» **Task statement**
Omit the pictures and output every entry below exactly as written.

» **Records for this task**

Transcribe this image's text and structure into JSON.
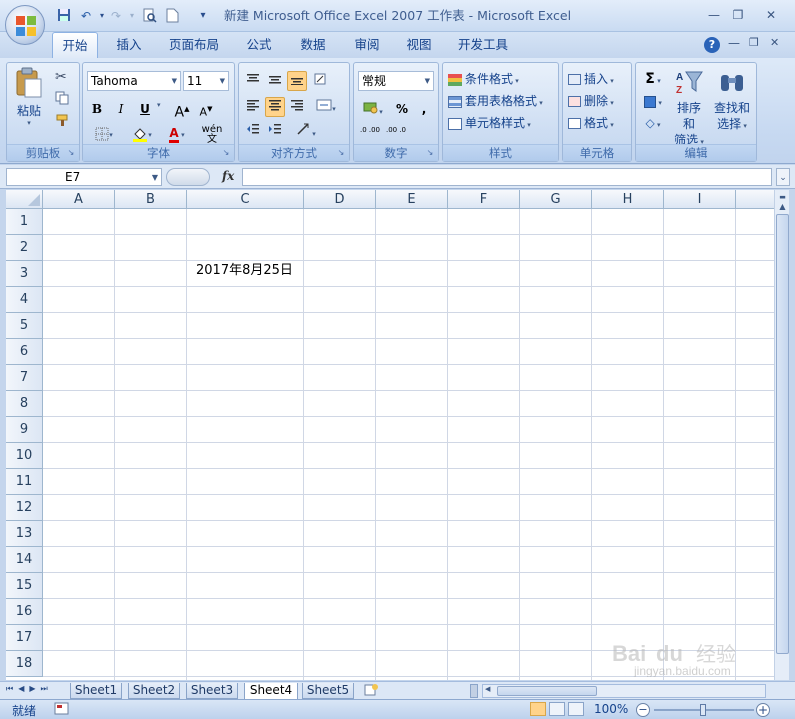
{
  "window": {
    "title": "新建 Microsoft Office Excel 2007 工作表 - Microsoft Excel",
    "minimize_glyph": "—",
    "restore_glyph": "❐",
    "close_glyph": "✕"
  },
  "quick_access": {
    "save_icon": "save-icon",
    "undo_icon": "undo-icon",
    "redo_icon": "redo-icon",
    "print_preview_icon": "print-preview-icon",
    "new_icon": "new-icon",
    "customize_glyph": "▾"
  },
  "tabs": [
    {
      "label": "开始",
      "active": true
    },
    {
      "label": "插入"
    },
    {
      "label": "页面布局"
    },
    {
      "label": "公式"
    },
    {
      "label": "数据"
    },
    {
      "label": "审阅"
    },
    {
      "label": "视图"
    },
    {
      "label": "开发工具"
    }
  ],
  "ribbon": {
    "clipboard": {
      "label": "剪贴板",
      "paste": "粘贴"
    },
    "font": {
      "label": "字体",
      "font_name": "Tahoma",
      "font_size": "11",
      "bold": "B",
      "italic": "I",
      "underline": "U",
      "grow": "A",
      "shrink": "A",
      "wen": "wén 文",
      "font_color_glyph": "A"
    },
    "alignment": {
      "label": "对齐方式"
    },
    "number": {
      "label": "数字",
      "format": "常规",
      "percent": "%",
      "comma": ",",
      "inc_decimal": ".0 .00",
      "dec_decimal": ".00 .0"
    },
    "styles": {
      "label": "样式",
      "conditional": "条件格式",
      "as_table": "套用表格格式",
      "cell_styles": "单元格样式"
    },
    "cells": {
      "label": "单元格",
      "insert": "插入",
      "delete": "删除",
      "format": "格式"
    },
    "editing": {
      "label": "编辑",
      "sum_glyph": "Σ",
      "sort_filter_1": "排序和",
      "sort_filter_2": "筛选",
      "find_select_1": "查找和",
      "find_select_2": "选择"
    }
  },
  "formula_bar": {
    "name_box": "E7",
    "fx": "fx",
    "content": ""
  },
  "sheet": {
    "columns": [
      "A",
      "B",
      "C",
      "D",
      "E",
      "F",
      "G",
      "H",
      "I"
    ],
    "rows": [
      "1",
      "2",
      "3",
      "4",
      "5",
      "6",
      "7",
      "8",
      "9",
      "10",
      "11",
      "12",
      "13",
      "14",
      "15",
      "16",
      "17",
      "18"
    ],
    "cells": {
      "C3": "2017年8月25日"
    }
  },
  "sheet_tabs": [
    {
      "label": "Sheet1"
    },
    {
      "label": "Sheet2"
    },
    {
      "label": "Sheet3"
    },
    {
      "label": "Sheet4",
      "active": true
    },
    {
      "label": "Sheet5"
    }
  ],
  "status": {
    "mode": "就绪",
    "zoom": "100%"
  },
  "watermark": {
    "brand": "Baidu 经验",
    "url": "jingyan.baidu.com"
  },
  "colors": {
    "accent": "#15428b",
    "ribbon_bg": "#c7d9f1",
    "grid_line": "#d0d7e5",
    "highlight": "#ffd38a"
  }
}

» **Answer to this task**
Transcribe this image's text and structure into JSON.
{
  "window": {
    "title": "新建 Microsoft Office Excel 2007 工作表 - Microsoft Excel",
    "minimize_glyph": "—",
    "restore_glyph": "❐",
    "close_glyph": "✕"
  },
  "quick_access": {
    "save_icon": "save-icon",
    "undo_icon": "undo-icon",
    "redo_icon": "redo-icon",
    "print_preview_icon": "print-preview-icon",
    "new_icon": "new-icon",
    "customize_glyph": "▾"
  },
  "tabs": [
    {
      "label": "开始",
      "active": true
    },
    {
      "label": "插入"
    },
    {
      "label": "页面布局"
    },
    {
      "label": "公式"
    },
    {
      "label": "数据"
    },
    {
      "label": "审阅"
    },
    {
      "label": "视图"
    },
    {
      "label": "开发工具"
    }
  ],
  "ribbon": {
    "clipboard": {
      "label": "剪贴板",
      "paste": "粘贴"
    },
    "font": {
      "label": "字体",
      "font_name": "Tahoma",
      "font_size": "11",
      "bold": "B",
      "italic": "I",
      "underline": "U",
      "grow": "A",
      "shrink": "A",
      "wen": "wén 文",
      "font_color_glyph": "A"
    },
    "alignment": {
      "label": "对齐方式"
    },
    "number": {
      "label": "数字",
      "format": "常规",
      "percent": "%",
      "comma": ",",
      "inc_decimal": ".0 .00",
      "dec_decimal": ".00 .0"
    },
    "styles": {
      "label": "样式",
      "conditional": "条件格式",
      "as_table": "套用表格格式",
      "cell_styles": "单元格样式"
    },
    "cells": {
      "label": "单元格",
      "insert": "插入",
      "delete": "删除",
      "format": "格式"
    },
    "editing": {
      "label": "编辑",
      "sum_glyph": "Σ",
      "sort_filter_1": "排序和",
      "sort_filter_2": "筛选",
      "find_select_1": "查找和",
      "find_select_2": "选择"
    }
  },
  "formula_bar": {
    "name_box": "E7",
    "fx": "fx",
    "content": ""
  },
  "sheet": {
    "columns": [
      "A",
      "B",
      "C",
      "D",
      "E",
      "F",
      "G",
      "H",
      "I"
    ],
    "rows": [
      "1",
      "2",
      "3",
      "4",
      "5",
      "6",
      "7",
      "8",
      "9",
      "10",
      "11",
      "12",
      "13",
      "14",
      "15",
      "16",
      "17",
      "18"
    ],
    "cells": {
      "C3": "2017年8月25日"
    }
  },
  "sheet_tabs": [
    {
      "label": "Sheet1"
    },
    {
      "label": "Sheet2"
    },
    {
      "label": "Sheet3"
    },
    {
      "label": "Sheet4",
      "active": true
    },
    {
      "label": "Sheet5"
    }
  ],
  "status": {
    "mode": "就绪",
    "zoom": "100%"
  },
  "watermark": {
    "brand": "Baidu 经验",
    "url": "jingyan.baidu.com"
  },
  "colors": {
    "accent": "#15428b",
    "ribbon_bg": "#c7d9f1",
    "grid_line": "#d0d7e5",
    "highlight": "#ffd38a"
  }
}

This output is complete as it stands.